*Saved entries:*
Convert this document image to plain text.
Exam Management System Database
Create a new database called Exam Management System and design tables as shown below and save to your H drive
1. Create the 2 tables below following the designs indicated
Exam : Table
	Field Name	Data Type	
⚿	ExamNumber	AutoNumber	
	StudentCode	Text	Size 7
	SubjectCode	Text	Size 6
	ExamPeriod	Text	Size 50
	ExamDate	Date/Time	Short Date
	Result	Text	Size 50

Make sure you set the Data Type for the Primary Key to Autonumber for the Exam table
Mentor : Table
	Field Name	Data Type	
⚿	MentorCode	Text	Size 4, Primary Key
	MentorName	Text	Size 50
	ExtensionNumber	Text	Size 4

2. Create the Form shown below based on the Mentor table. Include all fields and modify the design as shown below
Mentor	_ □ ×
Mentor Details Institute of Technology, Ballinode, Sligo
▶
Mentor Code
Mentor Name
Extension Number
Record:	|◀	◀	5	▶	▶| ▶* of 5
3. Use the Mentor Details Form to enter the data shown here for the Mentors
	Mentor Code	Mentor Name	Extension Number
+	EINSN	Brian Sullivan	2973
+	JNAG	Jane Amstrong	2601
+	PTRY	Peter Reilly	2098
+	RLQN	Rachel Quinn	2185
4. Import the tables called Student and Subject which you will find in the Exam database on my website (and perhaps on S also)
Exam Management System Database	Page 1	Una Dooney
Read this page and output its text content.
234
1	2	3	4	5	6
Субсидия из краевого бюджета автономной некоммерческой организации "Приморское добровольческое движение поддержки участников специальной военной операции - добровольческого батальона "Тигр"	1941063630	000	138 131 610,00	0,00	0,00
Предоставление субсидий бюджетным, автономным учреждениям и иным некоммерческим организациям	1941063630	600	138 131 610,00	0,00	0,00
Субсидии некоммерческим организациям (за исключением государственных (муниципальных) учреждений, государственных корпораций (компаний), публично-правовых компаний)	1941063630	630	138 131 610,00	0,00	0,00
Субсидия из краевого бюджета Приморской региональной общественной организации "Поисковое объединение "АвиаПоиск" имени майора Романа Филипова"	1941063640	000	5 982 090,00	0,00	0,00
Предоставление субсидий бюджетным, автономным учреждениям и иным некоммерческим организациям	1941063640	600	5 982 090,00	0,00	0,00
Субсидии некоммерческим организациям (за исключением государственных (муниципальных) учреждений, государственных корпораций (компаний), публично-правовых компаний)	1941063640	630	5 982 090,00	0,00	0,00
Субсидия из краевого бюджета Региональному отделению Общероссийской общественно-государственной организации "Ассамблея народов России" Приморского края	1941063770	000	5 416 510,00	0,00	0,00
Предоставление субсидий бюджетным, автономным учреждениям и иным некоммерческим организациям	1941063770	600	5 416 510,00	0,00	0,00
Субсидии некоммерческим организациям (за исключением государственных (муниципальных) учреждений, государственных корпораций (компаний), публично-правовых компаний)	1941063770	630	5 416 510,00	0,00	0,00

*THE EXERCISE:* Reproduce all of the records exactly.

*SOLVED EXERCISE:*
Convert this document image to plain text.
Exam Management System Database
Create a new database called Exam Management System and design tables as shown below and save to your H drive
1. Create the 2 tables below following the designs indicated
Exam : Table
	Field Name	Data Type	
⚿	ExamNumber	AutoNumber	
	StudentCode	Text	Size 7
	SubjectCode	Text	Size 6
	ExamPeriod	Text	Size 50
	ExamDate	Date/Time	Short Date
	Result	Text	Size 50

Make sure you set the Data Type for the Primary Key to Autonumber for the Exam table
Mentor : Table
	Field Name	Data Type	
⚿	MentorCode	Text	Size 4, Primary Key
	MentorName	Text	Size 50
	ExtensionNumber	Text	Size 4

2. Create the Form shown below based on the Mentor table. Include all fields and modify the design as shown below
Mentor	_ □ ×
Mentor Details Institute of Technology, Ballinode, Sligo
▶
Mentor Code
Mentor Name
Extension Number
Record:	|◀	◀	5	▶	▶| ▶* of 5
3. Use the Mentor Details Form to enter the data shown here for the Mentors
	Mentor Code	Mentor Name	Extension Number
+	EINSN	Brian Sullivan	2973
+	JNAG	Jane Amstrong	2601
+	PTRY	Peter Reilly	2098
+	RLQN	Rachel Quinn	2185
4. Import the tables called Student and Subject which you will find in the Exam database on my website (and perhaps on S also)
Exam Management System Database	Page 1	Una Dooney
Read this page and output its text content.
234
1	2	3	4	5	6
Субсидия из краевого бюджета автономной некоммерческой организации "Приморское добровольческое движение поддержки участников специальной военной операции - добровольческого батальона "Тигр"	1941063630	000	138 131 610,00	0,00	0,00
Предоставление субсидий бюджетным, автономным учреждениям и иным некоммерческим организациям	1941063630	600	138 131 610,00	0,00	0,00
Субсидии некоммерческим организациям (за исключением государственных (муниципальных) учреждений, государственных корпораций (компаний), публично-правовых компаний)	1941063630	630	138 131 610,00	0,00	0,00
Субсидия из краевого бюджета Приморской региональной общественной организации "Поисковое объединение "АвиаПоиск" имени майора Романа Филипова"	1941063640	000	5 982 090,00	0,00	0,00
Предоставление субсидий бюджетным, автономным учреждениям и иным некоммерческим организациям	1941063640	600	5 982 090,00	0,00	0,00
Субсидии некоммерческим организациям (за исключением государственных (муниципальных) учреждений, государственных корпораций (компаний), публично-правовых компаний)	1941063640	630	5 982 090,00	0,00	0,00
Субсидия из краевого бюджета Региональному отделению Общероссийской общественно-государственной организации "Ассамблея народов России" Приморского края	1941063770	000	5 416 510,00	0,00	0,00
Предоставление субсидий бюджетным, автономным учреждениям и иным некоммерческим организациям	1941063770	600	5 416 510,00	0,00	0,00
Субсидии некоммерческим организациям (за исключением государственных (муниципальных) учреждений, государственных корпораций (компаний), публично-правовых компаний)	1941063770	630	5 416 510,00	0,00	0,00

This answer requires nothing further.